**Exercise prompt**
Repeat the material verbatim and drop the pictures.

**Material for this task**

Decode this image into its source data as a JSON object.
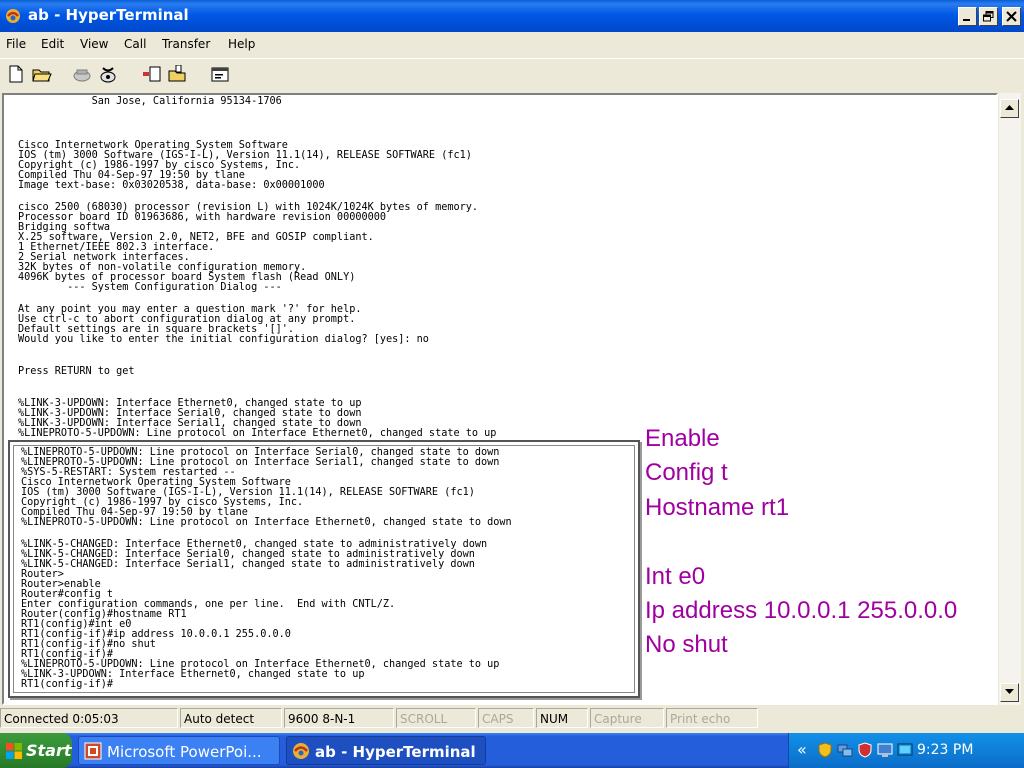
{
  "window": {
    "title": "ab - HyperTerminal"
  },
  "menu": [
    "File",
    "Edit",
    "View",
    "Call",
    "Transfer",
    "Help"
  ],
  "toolbar_icons": [
    "new-icon",
    "open-icon",
    "disconnect-icon",
    "dial-icon",
    "send-icon",
    "receive-icon",
    "properties-icon"
  ],
  "terminal": {
    "lines": [
      "            San Jose, California 95134-1706",
      "",
      "",
      "Cisco Internetwork Operating System Software",
      "IOS (tm) 3000 Software (IGS-I-L), Version 11.1(14), RELEASE SOFTWARE (fc1)",
      "Copyright (c) 1986-1997 by cisco Systems, Inc.",
      "Compiled Thu 04-Sep-97 19:50 by tlane",
      "Image text-base: 0x03020538, data-base: 0x00001000",
      "",
      "cisco 2500 (68030) processor (revision L) with 1024K/1024K bytes of memory.",
      "Processor board ID 01963686, with hardware revision 00000000",
      "Bridging softwa",
      "X.25 software, Version 2.0, NET2, BFE and GOSIP compliant.",
      "1 Ethernet/IEEE 802.3 interface.",
      "2 Serial network interfaces.",
      "32K bytes of non-volatile configuration memory.",
      "4096K bytes of processor board System flash (Read ONLY)",
      "        --- System Configuration Dialog ---",
      "",
      "At any point you may enter a question mark '?' for help.",
      "Use ctrl-c to abort configuration dialog at any prompt.",
      "Default settings are in square brackets '[]'.",
      "Would you like to enter the initial configuration dialog? [yes]: no",
      "",
      "",
      "Press RETURN to get",
      "",
      "",
      "%LINK-3-UPDOWN: Interface Ethernet0, changed state to up",
      "%LINK-3-UPDOWN: Interface Serial0, changed state to down",
      "%LINK-3-UPDOWN: Interface Serial1, changed state to down",
      "%LINEPROTO-5-UPDOWN: Line protocol on Interface Ethernet0, changed state to up"
    ]
  },
  "overlay": {
    "lines": [
      "%LINEPROTO-5-UPDOWN: Line protocol on Interface Serial0, changed state to down",
      "%LINEPROTO-5-UPDOWN: Line protocol on Interface Serial1, changed state to down",
      "%SYS-5-RESTART: System restarted --",
      "Cisco Internetwork Operating System Software",
      "IOS (tm) 3000 Software (IGS-I-L), Version 11.1(14), RELEASE SOFTWARE (fc1)",
      "Copyright (c) 1986-1997 by cisco Systems, Inc.",
      "Compiled Thu 04-Sep-97 19:50 by tlane",
      "%LINEPROTO-5-UPDOWN: Line protocol on Interface Ethernet0, changed state to down",
      "",
      "%LINK-5-CHANGED: Interface Ethernet0, changed state to administratively down",
      "%LINK-5-CHANGED: Interface Serial0, changed state to administratively down",
      "%LINK-5-CHANGED: Interface Serial1, changed state to administratively down",
      "Router>",
      "Router>enable",
      "Router#config t",
      "Enter configuration commands, one per line.  End with CNTL/Z.",
      "Router(config)#hostname RT1",
      "RT1(config)#int e0",
      "RT1(config-if)#ip address 10.0.0.1 255.0.0.0",
      "RT1(config-if)#no shut",
      "RT1(config-if)#",
      "%LINEPROTO-5-UPDOWN: Line protocol on Interface Ethernet0, changed state to up",
      "%LINK-3-UPDOWN: Interface Ethernet0, changed state to up",
      "RT1(config-if)#"
    ]
  },
  "notes": [
    "Enable",
    "Config t",
    "Hostname rt1",
    "",
    "Int e0",
    "Ip address 10.0.0.1 255.0.0.0",
    "No shut"
  ],
  "status": {
    "connected": "Connected 0:05:03",
    "detect": "Auto detect",
    "settings": "9600 8-N-1",
    "scroll": "SCROLL",
    "caps": "CAPS",
    "num": "NUM",
    "capture": "Capture",
    "print": "Print echo"
  },
  "taskbar": {
    "start": "Start",
    "tasks": [
      "Microsoft PowerPoi...",
      "ab - HyperTerminal"
    ],
    "clock": "9:23 PM",
    "tray_chevron": "«"
  },
  "colors": {
    "note_text": "#a000a0",
    "titlebar": "#0058e6",
    "taskbar": "#245edb"
  }
}
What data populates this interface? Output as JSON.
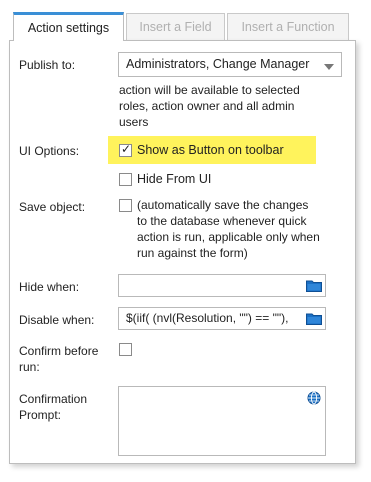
{
  "tabs": [
    {
      "label": "Action settings"
    },
    {
      "label": "Insert a Field"
    },
    {
      "label": "Insert a Function"
    }
  ],
  "publish": {
    "label": "Publish to:",
    "value": "Administrators, Change Manager",
    "help_lines": [
      "action will be available to selected",
      "roles, action owner and all admin",
      "users"
    ]
  },
  "ui_options": {
    "label": "UI Options:",
    "show_button_label": "Show as Button on toolbar",
    "show_button_checked": true,
    "hide_from_ui_label": "Hide From UI",
    "hide_from_ui_checked": false,
    "highlight_color": "#fff35c"
  },
  "save_object": {
    "label": "Save object:",
    "help_lines": [
      "(automatically save the changes",
      "to the database whenever quick",
      "action is run, applicable only when",
      "run against the form)"
    ],
    "checked": false
  },
  "hide_when": {
    "label": "Hide when:",
    "value": ""
  },
  "disable_when": {
    "label": "Disable when:",
    "value": "$(iif( (nvl(Resolution, \"\") == \"\"), "
  },
  "confirm": {
    "label_lines": [
      "Confirm before",
      "run:"
    ],
    "checked": false
  },
  "confirmation_prompt": {
    "label_lines": [
      "Confirmation",
      "Prompt:"
    ],
    "value": ""
  },
  "icons": {
    "folder": "folder-icon",
    "globe": "globe-icon",
    "dropdown": "chevron-down-icon"
  },
  "colors": {
    "accent": "#3a8fd6",
    "folder_blue": "#1a6fc4"
  }
}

**Task solution**
Decode this image into its source data as a JSON object.
{
  "window": {
    "title": "ab - HyperTerminal"
  },
  "menu": [
    "File",
    "Edit",
    "View",
    "Call",
    "Transfer",
    "Help"
  ],
  "toolbar_icons": [
    "new-icon",
    "open-icon",
    "disconnect-icon",
    "dial-icon",
    "send-icon",
    "receive-icon",
    "properties-icon"
  ],
  "terminal": {
    "lines": [
      "            San Jose, California 95134-1706",
      "",
      "",
      "Cisco Internetwork Operating System Software",
      "IOS (tm) 3000 Software (IGS-I-L), Version 11.1(14), RELEASE SOFTWARE (fc1)",
      "Copyright (c) 1986-1997 by cisco Systems, Inc.",
      "Compiled Thu 04-Sep-97 19:50 by tlane",
      "Image text-base: 0x03020538, data-base: 0x00001000",
      "",
      "cisco 2500 (68030) processor (revision L) with 1024K/1024K bytes of memory.",
      "Processor board ID 01963686, with hardware revision 00000000",
      "Bridging softwa",
      "X.25 software, Version 2.0, NET2, BFE and GOSIP compliant.",
      "1 Ethernet/IEEE 802.3 interface.",
      "2 Serial network interfaces.",
      "32K bytes of non-volatile configuration memory.",
      "4096K bytes of processor board System flash (Read ONLY)",
      "        --- System Configuration Dialog ---",
      "",
      "At any point you may enter a question mark '?' for help.",
      "Use ctrl-c to abort configuration dialog at any prompt.",
      "Default settings are in square brackets '[]'.",
      "Would you like to enter the initial configuration dialog? [yes]: no",
      "",
      "",
      "Press RETURN to get",
      "",
      "",
      "%LINK-3-UPDOWN: Interface Ethernet0, changed state to up",
      "%LINK-3-UPDOWN: Interface Serial0, changed state to down",
      "%LINK-3-UPDOWN: Interface Serial1, changed state to down",
      "%LINEPROTO-5-UPDOWN: Line protocol on Interface Ethernet0, changed state to up"
    ]
  },
  "overlay": {
    "lines": [
      "%LINEPROTO-5-UPDOWN: Line protocol on Interface Serial0, changed state to down",
      "%LINEPROTO-5-UPDOWN: Line protocol on Interface Serial1, changed state to down",
      "%SYS-5-RESTART: System restarted --",
      "Cisco Internetwork Operating System Software",
      "IOS (tm) 3000 Software (IGS-I-L), Version 11.1(14), RELEASE SOFTWARE (fc1)",
      "Copyright (c) 1986-1997 by cisco Systems, Inc.",
      "Compiled Thu 04-Sep-97 19:50 by tlane",
      "%LINEPROTO-5-UPDOWN: Line protocol on Interface Ethernet0, changed state to down",
      "",
      "%LINK-5-CHANGED: Interface Ethernet0, changed state to administratively down",
      "%LINK-5-CHANGED: Interface Serial0, changed state to administratively down",
      "%LINK-5-CHANGED: Interface Serial1, changed state to administratively down",
      "Router>",
      "Router>enable",
      "Router#config t",
      "Enter configuration commands, one per line.  End with CNTL/Z.",
      "Router(config)#hostname RT1",
      "RT1(config)#int e0",
      "RT1(config-if)#ip address 10.0.0.1 255.0.0.0",
      "RT1(config-if)#no shut",
      "RT1(config-if)#",
      "%LINEPROTO-5-UPDOWN: Line protocol on Interface Ethernet0, changed state to up",
      "%LINK-3-UPDOWN: Interface Ethernet0, changed state to up",
      "RT1(config-if)#"
    ]
  },
  "notes": [
    "Enable",
    "Config t",
    "Hostname rt1",
    "",
    "Int e0",
    "Ip address 10.0.0.1 255.0.0.0",
    "No shut"
  ],
  "status": {
    "connected": "Connected 0:05:03",
    "detect": "Auto detect",
    "settings": "9600 8-N-1",
    "scroll": "SCROLL",
    "caps": "CAPS",
    "num": "NUM",
    "capture": "Capture",
    "print": "Print echo"
  },
  "taskbar": {
    "start": "Start",
    "tasks": [
      "Microsoft PowerPoi...",
      "ab - HyperTerminal"
    ],
    "clock": "9:23 PM",
    "tray_chevron": "«"
  },
  "colors": {
    "note_text": "#a000a0",
    "titlebar": "#0058e6",
    "taskbar": "#245edb"
  }
}
What data populates this interface? Output as JSON.
{
  "tabs": [
    {
      "label": "Action settings"
    },
    {
      "label": "Insert a Field"
    },
    {
      "label": "Insert a Function"
    }
  ],
  "publish": {
    "label": "Publish to:",
    "value": "Administrators, Change Manager",
    "help_lines": [
      "action will be available to selected",
      "roles, action owner and all admin",
      "users"
    ]
  },
  "ui_options": {
    "label": "UI Options:",
    "show_button_label": "Show as Button on toolbar",
    "show_button_checked": true,
    "hide_from_ui_label": "Hide From UI",
    "hide_from_ui_checked": false,
    "highlight_color": "#fff35c"
  },
  "save_object": {
    "label": "Save object:",
    "help_lines": [
      "(automatically save the changes",
      "to the database whenever quick",
      "action is run, applicable only when",
      "run against the form)"
    ],
    "checked": false
  },
  "hide_when": {
    "label": "Hide when:",
    "value": ""
  },
  "disable_when": {
    "label": "Disable when:",
    "value": "$(iif( (nvl(Resolution, \"\") == \"\"), "
  },
  "confirm": {
    "label_lines": [
      "Confirm before",
      "run:"
    ],
    "checked": false
  },
  "confirmation_prompt": {
    "label_lines": [
      "Confirmation",
      "Prompt:"
    ],
    "value": ""
  },
  "icons": {
    "folder": "folder-icon",
    "globe": "globe-icon",
    "dropdown": "chevron-down-icon"
  },
  "colors": {
    "accent": "#3a8fd6",
    "folder_blue": "#1a6fc4"
  }
}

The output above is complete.